* Begin RECORDS SUPPLIED *

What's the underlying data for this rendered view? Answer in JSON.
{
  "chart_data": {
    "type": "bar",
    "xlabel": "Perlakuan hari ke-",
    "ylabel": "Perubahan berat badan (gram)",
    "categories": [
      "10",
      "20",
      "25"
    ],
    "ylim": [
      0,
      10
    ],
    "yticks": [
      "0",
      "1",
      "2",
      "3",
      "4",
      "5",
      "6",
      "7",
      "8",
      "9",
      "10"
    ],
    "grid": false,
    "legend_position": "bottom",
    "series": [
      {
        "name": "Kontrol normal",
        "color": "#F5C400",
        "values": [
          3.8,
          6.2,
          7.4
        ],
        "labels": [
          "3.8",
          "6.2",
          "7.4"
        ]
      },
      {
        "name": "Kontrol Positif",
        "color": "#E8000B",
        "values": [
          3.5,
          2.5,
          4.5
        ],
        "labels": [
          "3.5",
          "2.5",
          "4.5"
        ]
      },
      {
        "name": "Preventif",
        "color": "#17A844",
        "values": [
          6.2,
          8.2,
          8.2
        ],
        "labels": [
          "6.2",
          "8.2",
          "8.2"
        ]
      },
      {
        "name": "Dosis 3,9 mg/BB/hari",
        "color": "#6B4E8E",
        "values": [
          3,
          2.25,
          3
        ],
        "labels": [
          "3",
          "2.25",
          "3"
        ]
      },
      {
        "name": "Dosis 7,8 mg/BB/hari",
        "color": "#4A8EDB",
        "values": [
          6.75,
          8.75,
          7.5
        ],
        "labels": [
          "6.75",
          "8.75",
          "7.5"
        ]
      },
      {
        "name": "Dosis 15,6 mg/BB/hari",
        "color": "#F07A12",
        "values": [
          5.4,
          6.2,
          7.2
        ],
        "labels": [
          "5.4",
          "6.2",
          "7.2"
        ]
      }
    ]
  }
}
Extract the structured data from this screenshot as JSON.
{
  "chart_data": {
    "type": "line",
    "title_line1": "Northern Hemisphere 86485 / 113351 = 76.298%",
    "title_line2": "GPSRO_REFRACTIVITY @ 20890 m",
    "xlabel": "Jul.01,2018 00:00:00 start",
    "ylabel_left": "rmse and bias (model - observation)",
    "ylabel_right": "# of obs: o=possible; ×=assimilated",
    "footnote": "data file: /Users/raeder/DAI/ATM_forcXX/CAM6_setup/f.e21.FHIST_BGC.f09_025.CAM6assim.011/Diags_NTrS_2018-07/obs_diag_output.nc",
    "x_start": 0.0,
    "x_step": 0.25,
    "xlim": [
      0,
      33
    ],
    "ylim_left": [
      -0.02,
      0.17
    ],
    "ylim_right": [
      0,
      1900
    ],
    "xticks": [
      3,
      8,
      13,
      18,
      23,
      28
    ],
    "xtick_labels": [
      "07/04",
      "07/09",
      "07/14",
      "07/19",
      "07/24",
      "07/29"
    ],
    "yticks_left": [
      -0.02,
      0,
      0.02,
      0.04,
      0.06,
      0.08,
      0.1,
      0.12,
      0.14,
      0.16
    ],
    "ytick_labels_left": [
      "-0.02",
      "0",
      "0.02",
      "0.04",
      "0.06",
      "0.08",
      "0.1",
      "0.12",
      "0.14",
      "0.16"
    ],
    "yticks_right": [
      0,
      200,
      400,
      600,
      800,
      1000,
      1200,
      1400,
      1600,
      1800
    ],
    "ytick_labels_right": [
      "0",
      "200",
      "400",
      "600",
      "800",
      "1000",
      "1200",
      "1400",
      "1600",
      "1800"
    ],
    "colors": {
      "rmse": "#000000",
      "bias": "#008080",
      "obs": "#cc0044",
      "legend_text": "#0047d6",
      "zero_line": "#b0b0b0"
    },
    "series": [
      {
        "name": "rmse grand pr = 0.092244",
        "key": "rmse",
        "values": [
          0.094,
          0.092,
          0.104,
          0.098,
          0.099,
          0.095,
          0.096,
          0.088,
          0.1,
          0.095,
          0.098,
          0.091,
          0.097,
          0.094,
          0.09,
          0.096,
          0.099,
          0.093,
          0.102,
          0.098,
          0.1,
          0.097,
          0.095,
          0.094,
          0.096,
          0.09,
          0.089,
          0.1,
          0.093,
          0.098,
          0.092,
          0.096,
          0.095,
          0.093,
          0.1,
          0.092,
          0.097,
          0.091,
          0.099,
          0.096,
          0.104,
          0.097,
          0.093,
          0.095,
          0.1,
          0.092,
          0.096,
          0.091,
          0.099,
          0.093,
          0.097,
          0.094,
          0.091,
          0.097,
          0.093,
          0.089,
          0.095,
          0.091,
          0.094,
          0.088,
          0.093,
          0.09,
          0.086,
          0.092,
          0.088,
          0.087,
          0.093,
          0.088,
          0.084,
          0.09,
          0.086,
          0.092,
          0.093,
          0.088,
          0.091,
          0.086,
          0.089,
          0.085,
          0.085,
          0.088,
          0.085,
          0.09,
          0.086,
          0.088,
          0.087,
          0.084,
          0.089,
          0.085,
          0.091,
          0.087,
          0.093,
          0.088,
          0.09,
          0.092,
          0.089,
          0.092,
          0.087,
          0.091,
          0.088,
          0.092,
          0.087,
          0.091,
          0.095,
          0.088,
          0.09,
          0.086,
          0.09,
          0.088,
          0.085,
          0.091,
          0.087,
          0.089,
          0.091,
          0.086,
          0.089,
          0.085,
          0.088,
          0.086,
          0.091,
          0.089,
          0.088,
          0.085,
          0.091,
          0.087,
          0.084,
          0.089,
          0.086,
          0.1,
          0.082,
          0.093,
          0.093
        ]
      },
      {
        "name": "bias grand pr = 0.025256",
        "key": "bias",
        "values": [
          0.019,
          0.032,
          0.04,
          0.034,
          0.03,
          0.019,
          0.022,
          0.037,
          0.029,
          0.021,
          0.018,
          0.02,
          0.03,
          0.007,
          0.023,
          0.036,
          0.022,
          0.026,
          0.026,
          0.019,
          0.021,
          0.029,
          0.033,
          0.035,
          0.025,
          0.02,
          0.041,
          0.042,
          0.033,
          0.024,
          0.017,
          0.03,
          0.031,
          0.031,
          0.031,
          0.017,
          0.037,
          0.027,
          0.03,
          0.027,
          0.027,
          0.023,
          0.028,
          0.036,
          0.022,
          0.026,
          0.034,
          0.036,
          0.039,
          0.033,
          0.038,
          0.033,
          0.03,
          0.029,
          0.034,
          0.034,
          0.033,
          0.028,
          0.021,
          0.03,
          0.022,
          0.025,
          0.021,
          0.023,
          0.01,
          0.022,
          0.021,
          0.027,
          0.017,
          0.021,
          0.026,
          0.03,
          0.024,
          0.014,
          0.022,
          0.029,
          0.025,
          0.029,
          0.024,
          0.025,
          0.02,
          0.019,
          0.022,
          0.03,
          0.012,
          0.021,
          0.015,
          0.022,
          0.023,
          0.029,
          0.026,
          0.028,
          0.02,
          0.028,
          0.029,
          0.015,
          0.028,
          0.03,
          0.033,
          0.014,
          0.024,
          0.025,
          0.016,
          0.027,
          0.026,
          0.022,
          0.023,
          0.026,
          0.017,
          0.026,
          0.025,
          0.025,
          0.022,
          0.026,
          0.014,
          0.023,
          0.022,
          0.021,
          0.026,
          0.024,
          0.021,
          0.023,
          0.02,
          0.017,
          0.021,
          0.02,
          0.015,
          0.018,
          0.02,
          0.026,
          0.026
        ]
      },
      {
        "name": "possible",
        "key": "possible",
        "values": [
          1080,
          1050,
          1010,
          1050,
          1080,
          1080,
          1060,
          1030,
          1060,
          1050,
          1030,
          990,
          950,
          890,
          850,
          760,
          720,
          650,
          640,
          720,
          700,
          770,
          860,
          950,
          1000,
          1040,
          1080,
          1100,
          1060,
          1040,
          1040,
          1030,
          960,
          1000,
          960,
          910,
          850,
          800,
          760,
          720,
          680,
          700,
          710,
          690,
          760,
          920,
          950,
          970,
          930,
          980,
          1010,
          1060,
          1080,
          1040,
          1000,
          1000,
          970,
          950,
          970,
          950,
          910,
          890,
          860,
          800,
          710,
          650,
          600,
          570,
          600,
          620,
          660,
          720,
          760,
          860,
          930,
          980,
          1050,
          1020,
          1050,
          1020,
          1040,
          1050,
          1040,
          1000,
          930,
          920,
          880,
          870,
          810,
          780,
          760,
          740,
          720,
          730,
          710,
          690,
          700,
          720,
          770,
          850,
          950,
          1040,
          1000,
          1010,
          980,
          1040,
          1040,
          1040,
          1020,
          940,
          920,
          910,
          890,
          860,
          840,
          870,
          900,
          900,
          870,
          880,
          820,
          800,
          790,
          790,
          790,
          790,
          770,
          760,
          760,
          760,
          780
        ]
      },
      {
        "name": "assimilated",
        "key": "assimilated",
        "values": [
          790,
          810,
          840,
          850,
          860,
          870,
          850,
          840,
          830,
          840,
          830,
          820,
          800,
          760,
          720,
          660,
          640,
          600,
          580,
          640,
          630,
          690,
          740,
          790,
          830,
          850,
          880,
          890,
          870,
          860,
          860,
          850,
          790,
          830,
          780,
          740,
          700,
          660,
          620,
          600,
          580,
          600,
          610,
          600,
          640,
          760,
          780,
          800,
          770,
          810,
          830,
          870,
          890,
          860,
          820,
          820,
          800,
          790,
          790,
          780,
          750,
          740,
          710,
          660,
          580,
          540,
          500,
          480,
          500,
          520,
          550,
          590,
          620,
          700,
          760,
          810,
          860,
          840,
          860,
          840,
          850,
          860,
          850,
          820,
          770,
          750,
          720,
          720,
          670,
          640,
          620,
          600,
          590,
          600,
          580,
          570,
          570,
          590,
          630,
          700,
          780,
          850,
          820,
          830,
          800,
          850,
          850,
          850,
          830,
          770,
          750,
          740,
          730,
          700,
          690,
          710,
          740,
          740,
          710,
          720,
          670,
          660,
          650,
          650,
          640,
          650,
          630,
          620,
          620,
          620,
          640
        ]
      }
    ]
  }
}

* End RECORDS SUPPLIED *

*TASK:* The required output is the number of lines containing the word "bias", and nothing besides.

*RESPONSE BELOW:* 4